#### [Task prompt]
Which lines in the material below contain the word "Percent"? Copy each of them.

(Figure record extracts)
----

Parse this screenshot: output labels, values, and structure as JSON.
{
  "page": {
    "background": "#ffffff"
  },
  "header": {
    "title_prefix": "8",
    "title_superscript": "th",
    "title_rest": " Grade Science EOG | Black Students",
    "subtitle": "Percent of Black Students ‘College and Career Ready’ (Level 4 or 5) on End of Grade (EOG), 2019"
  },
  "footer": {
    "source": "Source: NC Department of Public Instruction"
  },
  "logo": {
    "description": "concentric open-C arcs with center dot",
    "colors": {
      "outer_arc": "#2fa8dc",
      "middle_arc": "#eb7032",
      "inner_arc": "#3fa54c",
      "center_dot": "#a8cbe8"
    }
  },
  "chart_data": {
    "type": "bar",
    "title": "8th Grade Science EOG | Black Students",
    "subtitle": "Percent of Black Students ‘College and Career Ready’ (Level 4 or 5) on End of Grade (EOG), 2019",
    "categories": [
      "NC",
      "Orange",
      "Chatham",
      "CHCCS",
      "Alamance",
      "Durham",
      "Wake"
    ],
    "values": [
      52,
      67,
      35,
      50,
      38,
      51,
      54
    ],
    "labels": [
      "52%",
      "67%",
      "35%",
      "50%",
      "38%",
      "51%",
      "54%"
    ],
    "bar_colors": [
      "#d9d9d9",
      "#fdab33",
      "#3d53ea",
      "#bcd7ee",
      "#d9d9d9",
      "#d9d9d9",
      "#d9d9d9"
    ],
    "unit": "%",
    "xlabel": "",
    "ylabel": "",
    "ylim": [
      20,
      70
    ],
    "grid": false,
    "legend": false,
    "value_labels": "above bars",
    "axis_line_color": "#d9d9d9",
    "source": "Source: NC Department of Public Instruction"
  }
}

----

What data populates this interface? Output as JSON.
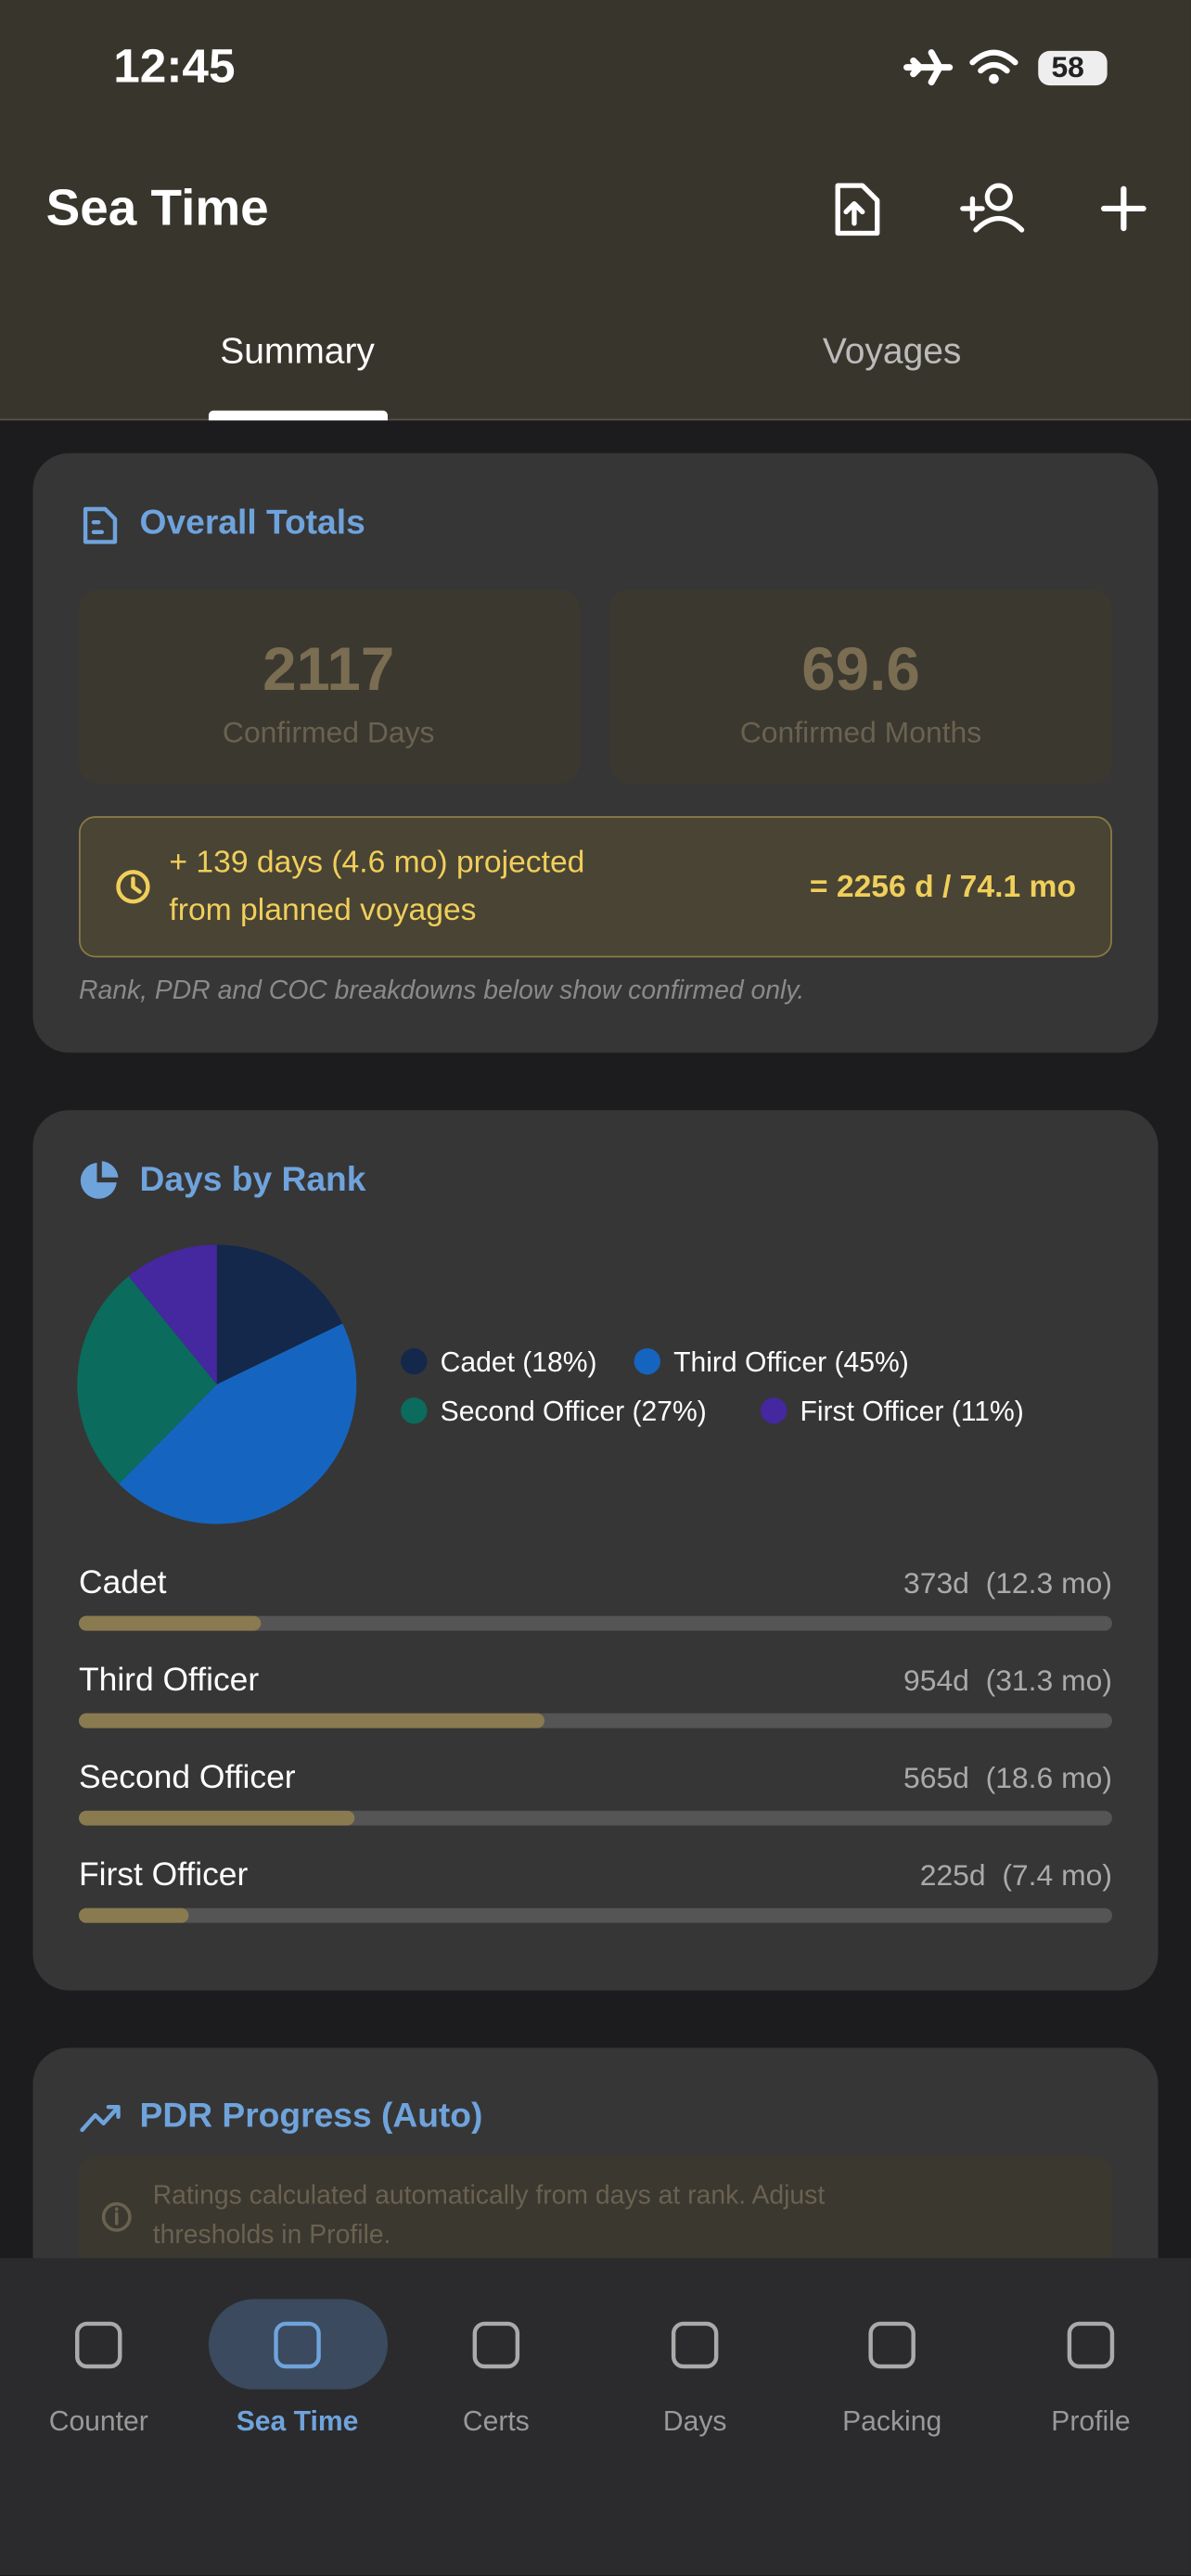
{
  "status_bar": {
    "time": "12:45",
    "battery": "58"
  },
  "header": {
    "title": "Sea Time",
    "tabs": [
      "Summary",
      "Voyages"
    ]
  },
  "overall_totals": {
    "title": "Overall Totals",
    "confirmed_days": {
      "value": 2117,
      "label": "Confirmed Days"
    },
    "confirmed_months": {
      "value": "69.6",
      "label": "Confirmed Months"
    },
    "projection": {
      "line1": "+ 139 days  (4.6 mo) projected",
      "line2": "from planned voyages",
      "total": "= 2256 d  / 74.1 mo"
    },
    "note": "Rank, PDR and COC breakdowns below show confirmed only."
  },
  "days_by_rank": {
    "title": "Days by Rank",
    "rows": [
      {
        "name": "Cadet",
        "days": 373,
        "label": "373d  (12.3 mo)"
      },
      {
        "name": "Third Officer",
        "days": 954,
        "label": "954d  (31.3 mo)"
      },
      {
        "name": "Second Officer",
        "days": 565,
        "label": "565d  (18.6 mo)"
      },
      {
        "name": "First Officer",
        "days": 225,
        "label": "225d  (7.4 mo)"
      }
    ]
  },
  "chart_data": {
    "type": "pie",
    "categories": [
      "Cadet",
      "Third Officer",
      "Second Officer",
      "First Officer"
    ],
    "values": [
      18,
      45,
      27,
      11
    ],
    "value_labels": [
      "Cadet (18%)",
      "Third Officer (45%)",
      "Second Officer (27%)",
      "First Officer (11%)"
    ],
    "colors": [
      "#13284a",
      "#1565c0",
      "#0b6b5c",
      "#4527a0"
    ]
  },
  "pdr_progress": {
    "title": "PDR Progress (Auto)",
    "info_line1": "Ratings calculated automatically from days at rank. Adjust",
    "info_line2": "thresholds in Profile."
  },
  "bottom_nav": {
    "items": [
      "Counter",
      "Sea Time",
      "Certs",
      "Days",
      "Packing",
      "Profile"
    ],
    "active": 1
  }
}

----

#### [Result for this task]
    "subtitle": "Percent of Black Students ‘College and Career Ready’ (Level 4 or 5) on End of Grade (EOG), 2019"
    "subtitle": "Percent of Black Students ‘College and Career Ready’ (Level 4 or 5) on End of Grade (EOG), 2019",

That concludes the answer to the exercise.